── DATA SHOWN
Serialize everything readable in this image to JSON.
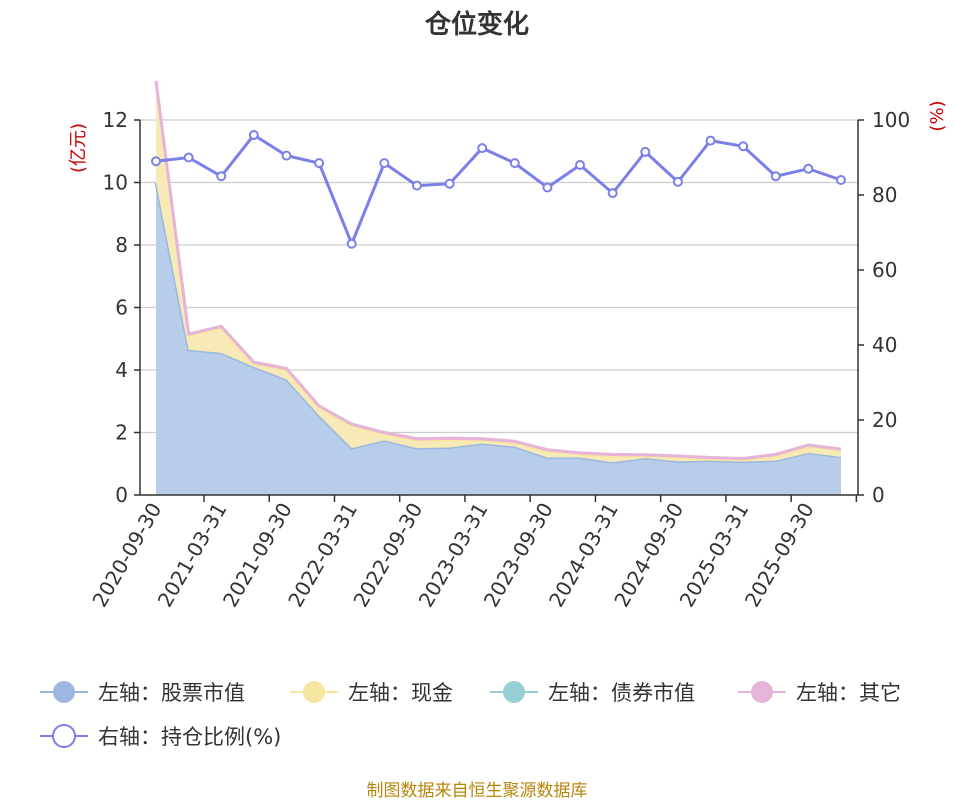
{
  "chart_data": {
    "type": "area",
    "title": "仓位变化",
    "source": "制图数据来自恒生聚源数据库",
    "left_axis": {
      "unit": "(亿元)",
      "ylim": [
        0,
        12
      ],
      "ticks": [
        "0",
        "2",
        "4",
        "6",
        "8",
        "10",
        "12"
      ]
    },
    "right_axis": {
      "unit": "(%)",
      "ylim": [
        0,
        100
      ],
      "ticks": [
        "0",
        "20",
        "40",
        "60",
        "80",
        "100"
      ]
    },
    "x_tick_labels": [
      "2020-09-30",
      "2021-03-31",
      "2021-09-30",
      "2022-03-31",
      "2022-09-30",
      "2023-03-31",
      "2023-09-30",
      "2024-03-31",
      "2024-09-30",
      "2025-03-31",
      "2025-09-30"
    ],
    "x": [
      "2020-09-30",
      "2020-12-31",
      "2021-03-31",
      "2021-06-30",
      "2021-09-30",
      "2021-12-31",
      "2022-03-31",
      "2022-06-30",
      "2022-09-30",
      "2022-12-31",
      "2023-03-31",
      "2023-06-30",
      "2023-09-30",
      "2023-12-31",
      "2024-03-31",
      "2024-06-30",
      "2024-09-30",
      "2024-12-31",
      "2025-03-31",
      "2025-06-30",
      "2025-09-30",
      "2025-12-31"
    ],
    "grid": true,
    "legend_position": "bottom",
    "series": [
      {
        "name": "左轴：股票市值",
        "axis": "left",
        "color": "#9bb6e0",
        "fill": "#b8cde9",
        "values": [
          10.0,
          4.65,
          4.55,
          4.1,
          3.7,
          2.55,
          1.5,
          1.75,
          1.5,
          1.52,
          1.65,
          1.55,
          1.2,
          1.2,
          1.05,
          1.18,
          1.08,
          1.1,
          1.07,
          1.1,
          1.35,
          1.22
        ]
      },
      {
        "name": "左轴：现金",
        "axis": "left",
        "color": "#f5e6a0",
        "fill": "#f8eab6",
        "values": [
          3.2,
          0.45,
          0.8,
          0.1,
          0.3,
          0.25,
          0.72,
          0.2,
          0.25,
          0.25,
          0.1,
          0.12,
          0.2,
          0.1,
          0.2,
          0.06,
          0.12,
          0.05,
          0.05,
          0.15,
          0.2,
          0.2
        ]
      },
      {
        "name": "左轴：债券市值",
        "axis": "left",
        "color": "#96cfd3",
        "fill": "#96cfd3",
        "values": [
          0,
          0,
          0,
          0,
          0,
          0,
          0,
          0,
          0,
          0,
          0,
          0,
          0,
          0,
          0,
          0,
          0,
          0,
          0,
          0,
          0,
          0
        ]
      },
      {
        "name": "左轴：其它",
        "axis": "left",
        "color": "#e6b3d9",
        "fill": "#e6b3d9",
        "values": [
          0.05,
          0.05,
          0.05,
          0.05,
          0.05,
          0.05,
          0.05,
          0.05,
          0.05,
          0.05,
          0.05,
          0.05,
          0.05,
          0.05,
          0.05,
          0.05,
          0.05,
          0.05,
          0.05,
          0.05,
          0.05,
          0.05
        ]
      },
      {
        "name": "右轴：持仓比例(%)",
        "axis": "right",
        "color": "#7b7fe8",
        "values": [
          89,
          90,
          85,
          96,
          90.5,
          88.5,
          67,
          88.5,
          82.5,
          83,
          92.5,
          88.5,
          82,
          88,
          80.5,
          91.5,
          83.5,
          94.5,
          93,
          85,
          87,
          84
        ]
      }
    ]
  }
}
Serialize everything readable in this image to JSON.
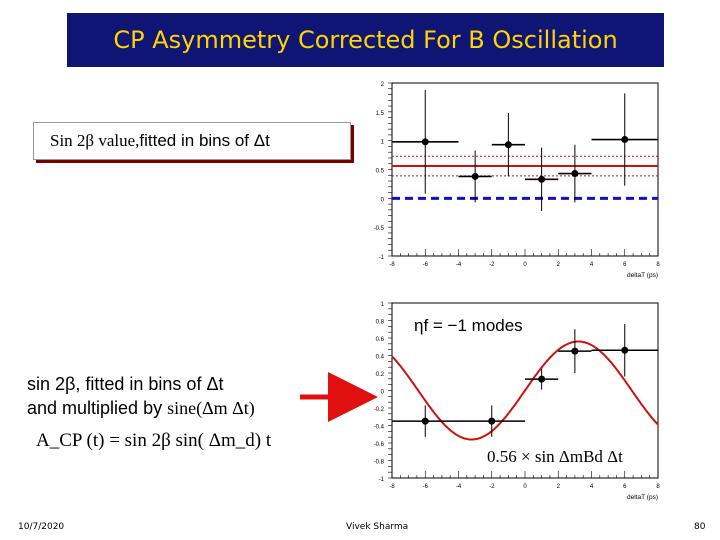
{
  "slide": {
    "title": "CP Asymmetry Corrected For B Oscillation",
    "callout_prefix": "Sin 2β  value, ",
    "callout_suffix": "fitted in bins of Δt",
    "desc_line1": "sin 2β,  fitted in bins of Δt",
    "desc_line2_a": "and multiplied by ",
    "desc_line2_b": "sine(Δm Δt)",
    "formula": "A_CP (t) = sin 2β  sin(  Δm_d) t",
    "footer_date": "10/7/2020",
    "footer_author": "Vivek Sharma",
    "footer_page": "80"
  },
  "colors": {
    "title_bg": "#0f1575",
    "title_text": "#ffd400",
    "red_line": "#cc1111",
    "blue_dash": "#1010cc",
    "arrow": "#e01010"
  },
  "chart_data": [
    {
      "type": "scatter",
      "xlabel": "deltaT (ps)",
      "xlim": [
        -8,
        8
      ],
      "ylim": [
        -1,
        2
      ],
      "x_ticks": [
        "-8",
        "-6",
        "-4",
        "-2",
        "0",
        "2",
        "4",
        "6",
        "8"
      ],
      "y_ticks": [
        "2",
        "1.5",
        "1",
        "0.5",
        "0",
        "-0.5",
        "-1"
      ],
      "points": [
        {
          "x": -6,
          "y": 0.98,
          "xerr": 2,
          "yerr": 0.9
        },
        {
          "x": -3,
          "y": 0.38,
          "xerr": 1,
          "yerr": 0.45
        },
        {
          "x": -1,
          "y": 0.93,
          "xerr": 1,
          "yerr": 0.55
        },
        {
          "x": 1,
          "y": 0.33,
          "xerr": 1,
          "yerr": 0.55
        },
        {
          "x": 3,
          "y": 0.43,
          "xerr": 1,
          "yerr": 0.5
        },
        {
          "x": 6,
          "y": 1.02,
          "xerr": 2,
          "yerr": 0.8
        }
      ],
      "fit_line": 0.56,
      "fit_band": [
        0.39,
        0.73
      ],
      "zero_line": 0
    },
    {
      "type": "scatter",
      "xlabel": "deltaT (ps)",
      "xlim": [
        -8,
        8
      ],
      "ylim": [
        -1,
        1
      ],
      "x_ticks": [
        "-8",
        "-6",
        "-4",
        "-2",
        "0",
        "2",
        "4",
        "6",
        "8"
      ],
      "y_ticks": [
        "1",
        "0.8",
        "0.6",
        "0.4",
        "0.2",
        "0",
        "-0.2",
        "-0.4",
        "-0.6",
        "-0.8",
        "-1"
      ],
      "label_mode": "ηf = −1  modes",
      "label_fit": "0.56 × sin ΔmBd Δt",
      "points": [
        {
          "x": -6,
          "y": -0.35,
          "xerr": 2,
          "yerr": 0.18
        },
        {
          "x": -2,
          "y": -0.35,
          "xerr": 2,
          "yerr": 0.18
        },
        {
          "x": 1,
          "y": 0.13,
          "xerr": 1,
          "yerr": 0.12
        },
        {
          "x": 3,
          "y": 0.45,
          "xerr": 1,
          "yerr": 0.25
        },
        {
          "x": 6,
          "y": 0.46,
          "xerr": 2,
          "yerr": 0.3
        }
      ],
      "curve": {
        "amplitude": 0.56,
        "omega": 0.489
      }
    }
  ]
}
────
REQUIRED WORK: Return, from the data, each line that has the word "fitted" in it.

RESPONSE:
    "callout_suffix": "fitted in bins of Δt",
    "desc_line1": "sin 2β,  fitted in bins of Δt",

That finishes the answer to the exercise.